--- Start of Entries shown ---

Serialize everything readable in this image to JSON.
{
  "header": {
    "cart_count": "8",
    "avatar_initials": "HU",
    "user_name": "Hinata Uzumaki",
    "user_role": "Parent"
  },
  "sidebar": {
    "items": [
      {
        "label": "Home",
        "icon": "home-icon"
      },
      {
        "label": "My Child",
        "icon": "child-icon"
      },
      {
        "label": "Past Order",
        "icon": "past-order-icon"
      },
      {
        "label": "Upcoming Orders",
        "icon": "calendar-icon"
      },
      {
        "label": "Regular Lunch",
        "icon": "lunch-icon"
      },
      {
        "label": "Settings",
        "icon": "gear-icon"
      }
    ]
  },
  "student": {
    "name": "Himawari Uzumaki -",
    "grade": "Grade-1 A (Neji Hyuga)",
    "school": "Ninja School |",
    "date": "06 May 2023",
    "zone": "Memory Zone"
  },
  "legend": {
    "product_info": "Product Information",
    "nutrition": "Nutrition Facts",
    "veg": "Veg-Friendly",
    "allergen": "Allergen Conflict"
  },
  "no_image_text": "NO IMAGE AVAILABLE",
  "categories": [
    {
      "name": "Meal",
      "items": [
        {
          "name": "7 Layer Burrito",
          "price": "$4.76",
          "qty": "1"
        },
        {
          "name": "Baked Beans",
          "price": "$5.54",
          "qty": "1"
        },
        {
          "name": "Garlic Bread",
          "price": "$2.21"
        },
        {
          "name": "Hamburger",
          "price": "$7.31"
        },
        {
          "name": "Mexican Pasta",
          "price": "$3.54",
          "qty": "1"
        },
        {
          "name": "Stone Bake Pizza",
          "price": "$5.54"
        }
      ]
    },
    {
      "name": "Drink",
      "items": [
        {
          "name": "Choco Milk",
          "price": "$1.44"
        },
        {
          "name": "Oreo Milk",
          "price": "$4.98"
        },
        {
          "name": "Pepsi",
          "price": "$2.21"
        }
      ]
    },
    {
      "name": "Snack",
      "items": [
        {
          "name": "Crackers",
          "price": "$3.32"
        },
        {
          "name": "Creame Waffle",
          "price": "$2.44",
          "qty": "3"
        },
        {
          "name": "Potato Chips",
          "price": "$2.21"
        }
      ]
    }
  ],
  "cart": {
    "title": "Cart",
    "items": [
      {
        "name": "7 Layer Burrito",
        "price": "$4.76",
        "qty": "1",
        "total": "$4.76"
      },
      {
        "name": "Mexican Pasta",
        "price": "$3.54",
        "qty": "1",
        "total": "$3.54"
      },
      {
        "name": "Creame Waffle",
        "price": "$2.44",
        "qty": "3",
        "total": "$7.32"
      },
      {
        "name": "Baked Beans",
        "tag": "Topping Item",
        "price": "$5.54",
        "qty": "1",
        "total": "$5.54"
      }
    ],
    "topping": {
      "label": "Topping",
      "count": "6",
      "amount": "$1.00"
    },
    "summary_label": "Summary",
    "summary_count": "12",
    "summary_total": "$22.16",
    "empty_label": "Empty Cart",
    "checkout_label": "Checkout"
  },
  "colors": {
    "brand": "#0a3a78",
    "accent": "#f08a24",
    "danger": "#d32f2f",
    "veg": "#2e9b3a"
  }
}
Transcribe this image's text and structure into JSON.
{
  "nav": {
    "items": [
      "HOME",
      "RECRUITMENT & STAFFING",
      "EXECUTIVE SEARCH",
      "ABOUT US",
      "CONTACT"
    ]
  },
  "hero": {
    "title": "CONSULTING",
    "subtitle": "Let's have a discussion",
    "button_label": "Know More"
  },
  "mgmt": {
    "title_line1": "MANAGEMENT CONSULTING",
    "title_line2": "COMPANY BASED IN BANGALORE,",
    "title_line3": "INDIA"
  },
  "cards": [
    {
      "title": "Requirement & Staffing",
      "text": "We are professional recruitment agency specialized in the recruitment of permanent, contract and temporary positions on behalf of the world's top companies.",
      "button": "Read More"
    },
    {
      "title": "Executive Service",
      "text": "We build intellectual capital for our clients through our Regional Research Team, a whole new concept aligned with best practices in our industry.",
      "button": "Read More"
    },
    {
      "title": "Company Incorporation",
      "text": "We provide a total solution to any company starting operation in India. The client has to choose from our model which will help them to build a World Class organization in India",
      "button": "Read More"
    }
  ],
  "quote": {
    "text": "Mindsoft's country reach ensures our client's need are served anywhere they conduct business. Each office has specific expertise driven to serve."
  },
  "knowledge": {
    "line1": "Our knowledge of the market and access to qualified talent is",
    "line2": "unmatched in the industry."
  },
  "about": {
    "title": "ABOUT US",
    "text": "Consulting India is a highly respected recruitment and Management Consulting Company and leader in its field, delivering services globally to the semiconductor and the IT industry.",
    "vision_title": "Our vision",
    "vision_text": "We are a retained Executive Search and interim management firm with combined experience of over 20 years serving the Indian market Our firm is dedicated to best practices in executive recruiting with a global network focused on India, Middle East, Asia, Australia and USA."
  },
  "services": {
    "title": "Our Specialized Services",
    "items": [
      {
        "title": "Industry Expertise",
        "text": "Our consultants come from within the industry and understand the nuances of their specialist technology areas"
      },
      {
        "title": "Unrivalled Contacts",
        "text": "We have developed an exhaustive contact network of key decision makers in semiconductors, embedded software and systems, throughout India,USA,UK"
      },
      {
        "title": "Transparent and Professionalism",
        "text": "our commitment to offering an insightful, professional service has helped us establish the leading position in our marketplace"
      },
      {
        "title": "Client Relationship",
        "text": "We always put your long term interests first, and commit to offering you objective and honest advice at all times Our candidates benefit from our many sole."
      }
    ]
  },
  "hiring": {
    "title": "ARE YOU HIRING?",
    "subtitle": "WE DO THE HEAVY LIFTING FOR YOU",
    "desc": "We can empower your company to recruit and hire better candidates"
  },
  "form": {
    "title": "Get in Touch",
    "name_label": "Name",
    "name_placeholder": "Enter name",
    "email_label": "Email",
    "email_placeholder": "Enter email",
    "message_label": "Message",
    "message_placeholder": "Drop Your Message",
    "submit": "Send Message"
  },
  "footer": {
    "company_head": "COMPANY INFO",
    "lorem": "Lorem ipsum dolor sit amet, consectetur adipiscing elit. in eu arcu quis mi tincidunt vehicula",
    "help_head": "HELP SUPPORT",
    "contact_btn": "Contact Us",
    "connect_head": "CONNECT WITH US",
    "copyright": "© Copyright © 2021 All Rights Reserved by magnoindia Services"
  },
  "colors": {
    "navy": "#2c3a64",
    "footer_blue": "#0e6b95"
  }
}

--- End of Entries shown ---

Take the data above and return it exactly.

Serialize everything readable in this image to JSON.
{
  "header": {
    "cart_count": "8",
    "avatar_initials": "HU",
    "user_name": "Hinata Uzumaki",
    "user_role": "Parent"
  },
  "sidebar": {
    "items": [
      {
        "label": "Home",
        "icon": "home-icon"
      },
      {
        "label": "My Child",
        "icon": "child-icon"
      },
      {
        "label": "Past Order",
        "icon": "past-order-icon"
      },
      {
        "label": "Upcoming Orders",
        "icon": "calendar-icon"
      },
      {
        "label": "Regular Lunch",
        "icon": "lunch-icon"
      },
      {
        "label": "Settings",
        "icon": "gear-icon"
      }
    ]
  },
  "student": {
    "name": "Himawari Uzumaki -",
    "grade": "Grade-1 A (Neji Hyuga)",
    "school": "Ninja School |",
    "date": "06 May 2023",
    "zone": "Memory Zone"
  },
  "legend": {
    "product_info": "Product Information",
    "nutrition": "Nutrition Facts",
    "veg": "Veg-Friendly",
    "allergen": "Allergen Conflict"
  },
  "no_image_text": "NO IMAGE AVAILABLE",
  "categories": [
    {
      "name": "Meal",
      "items": [
        {
          "name": "7 Layer Burrito",
          "price": "$4.76",
          "qty": "1"
        },
        {
          "name": "Baked Beans",
          "price": "$5.54",
          "qty": "1"
        },
        {
          "name": "Garlic Bread",
          "price": "$2.21"
        },
        {
          "name": "Hamburger",
          "price": "$7.31"
        },
        {
          "name": "Mexican Pasta",
          "price": "$3.54",
          "qty": "1"
        },
        {
          "name": "Stone Bake Pizza",
          "price": "$5.54"
        }
      ]
    },
    {
      "name": "Drink",
      "items": [
        {
          "name": "Choco Milk",
          "price": "$1.44"
        },
        {
          "name": "Oreo Milk",
          "price": "$4.98"
        },
        {
          "name": "Pepsi",
          "price": "$2.21"
        }
      ]
    },
    {
      "name": "Snack",
      "items": [
        {
          "name": "Crackers",
          "price": "$3.32"
        },
        {
          "name": "Creame Waffle",
          "price": "$2.44",
          "qty": "3"
        },
        {
          "name": "Potato Chips",
          "price": "$2.21"
        }
      ]
    }
  ],
  "cart": {
    "title": "Cart",
    "items": [
      {
        "name": "7 Layer Burrito",
        "price": "$4.76",
        "qty": "1",
        "total": "$4.76"
      },
      {
        "name": "Mexican Pasta",
        "price": "$3.54",
        "qty": "1",
        "total": "$3.54"
      },
      {
        "name": "Creame Waffle",
        "price": "$2.44",
        "qty": "3",
        "total": "$7.32"
      },
      {
        "name": "Baked Beans",
        "tag": "Topping Item",
        "price": "$5.54",
        "qty": "1",
        "total": "$5.54"
      }
    ],
    "topping": {
      "label": "Topping",
      "count": "6",
      "amount": "$1.00"
    },
    "summary_label": "Summary",
    "summary_count": "12",
    "summary_total": "$22.16",
    "empty_label": "Empty Cart",
    "checkout_label": "Checkout"
  },
  "colors": {
    "brand": "#0a3a78",
    "accent": "#f08a24",
    "danger": "#d32f2f",
    "veg": "#2e9b3a"
  }
}
Transcribe this image's text and structure into JSON.
{
  "nav": {
    "items": [
      "HOME",
      "RECRUITMENT & STAFFING",
      "EXECUTIVE SEARCH",
      "ABOUT US",
      "CONTACT"
    ]
  },
  "hero": {
    "title": "CONSULTING",
    "subtitle": "Let's have a discussion",
    "button_label": "Know More"
  },
  "mgmt": {
    "title_line1": "MANAGEMENT CONSULTING",
    "title_line2": "COMPANY BASED IN BANGALORE,",
    "title_line3": "INDIA"
  },
  "cards": [
    {
      "title": "Requirement & Staffing",
      "text": "We are professional recruitment agency specialized in the recruitment of permanent, contract and temporary positions on behalf of the world's top companies.",
      "button": "Read More"
    },
    {
      "title": "Executive Service",
      "text": "We build intellectual capital for our clients through our Regional Research Team, a whole new concept aligned with best practices in our industry.",
      "button": "Read More"
    },
    {
      "title": "Company Incorporation",
      "text": "We provide a total solution to any company starting operation in India. The client has to choose from our model which will help them to build a World Class organization in India",
      "button": "Read More"
    }
  ],
  "quote": {
    "text": "Mindsoft's country reach ensures our client's need are served anywhere they conduct business. Each office has specific expertise driven to serve."
  },
  "knowledge": {
    "line1": "Our knowledge of the market and access to qualified talent is",
    "line2": "unmatched in the industry."
  },
  "about": {
    "title": "ABOUT US",
    "text": "Consulting India is a highly respected recruitment and Management Consulting Company and leader in its field, delivering services globally to the semiconductor and the IT industry.",
    "vision_title": "Our vision",
    "vision_text": "We are a retained Executive Search and interim management firm with combined experience of over 20 years serving the Indian market Our firm is dedicated to best practices in executive recruiting with a global network focused on India, Middle East, Asia, Australia and USA."
  },
  "services": {
    "title": "Our Specialized Services",
    "items": [
      {
        "title": "Industry Expertise",
        "text": "Our consultants come from within the industry and understand the nuances of their specialist technology areas"
      },
      {
        "title": "Unrivalled Contacts",
        "text": "We have developed an exhaustive contact network of key decision makers in semiconductors, embedded software and systems, throughout India,USA,UK"
      },
      {
        "title": "Transparent and Professionalism",
        "text": "our commitment to offering an insightful, professional service has helped us establish the leading position in our marketplace"
      },
      {
        "title": "Client Relationship",
        "text": "We always put your long term interests first, and commit to offering you objective and honest advice at all times Our candidates benefit from our many sole."
      }
    ]
  },
  "hiring": {
    "title": "ARE YOU HIRING?",
    "subtitle": "WE DO THE HEAVY LIFTING FOR YOU",
    "desc": "We can empower your company to recruit and hire better candidates"
  },
  "form": {
    "title": "Get in Touch",
    "name_label": "Name",
    "name_placeholder": "Enter name",
    "email_label": "Email",
    "email_placeholder": "Enter email",
    "message_label": "Message",
    "message_placeholder": "Drop Your Message",
    "submit": "Send Message"
  },
  "footer": {
    "company_head": "COMPANY INFO",
    "lorem": "Lorem ipsum dolor sit amet, consectetur adipiscing elit. in eu arcu quis mi tincidunt vehicula",
    "help_head": "HELP SUPPORT",
    "contact_btn": "Contact Us",
    "connect_head": "CONNECT WITH US",
    "copyright": "© Copyright © 2021 All Rights Reserved by magnoindia Services"
  },
  "colors": {
    "navy": "#2c3a64",
    "footer_blue": "#0e6b95"
  }
}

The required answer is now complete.